» **TEXT EXCERPT**:
----

It is wonderful to live in Canada where we have the opportunity to come into contact with so many cultures. There is different music and dance, the influence of different literatures and art, exposure to different social moeurs, different ways of dressing, different foods. How restrictive and narrow-minded it would be to close oneself off and live in a world that is only familiar.
I delight in the differences that are available in our society. One particular aspect is FOOD. I've heard it said--don't know if it's true--that a person could eat out every night for a year in Montreal and every night enjoy a different cuisine. For sure, there's a lot. I worked for many years at a hospital with people of various ethnic backgrounds, and was able to sample dishes that were Filipino, Trinidadian, Rumanian, Pakistani, Greek, Haitian, Lebanese, Eritrean, Russian, Bajan, Argentinian, etc. A couple of times, when we weren't busy, someone would pull up an image of a fruit or vegetable on the computer to tell us what it was called in their country. Breadfruit, for example, had many different names and uses. Avocado can be served either sweet or savoury.

----

» **LISTED ENTRIES**:
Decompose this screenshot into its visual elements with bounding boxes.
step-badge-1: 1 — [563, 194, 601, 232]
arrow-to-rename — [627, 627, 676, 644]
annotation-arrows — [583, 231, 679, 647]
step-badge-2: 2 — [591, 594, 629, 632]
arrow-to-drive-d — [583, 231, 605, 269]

----

» **TASK TO COMPLETE**: Copy the text on enjoying Canada's many cultures and foods from "It is wonderful" up to and including "is only familiar.".

» **WRITTEN REPLY**:
It is wonderful to live in Canada where we have the opportunity to come into contact with so many cultures. There is different music and dance, the influence of different literatures and art, exposure to different social moeurs, different ways of dressing, different foods. How restrictive and narrow-minded it would be to close oneself off and live in a world that is only familiar.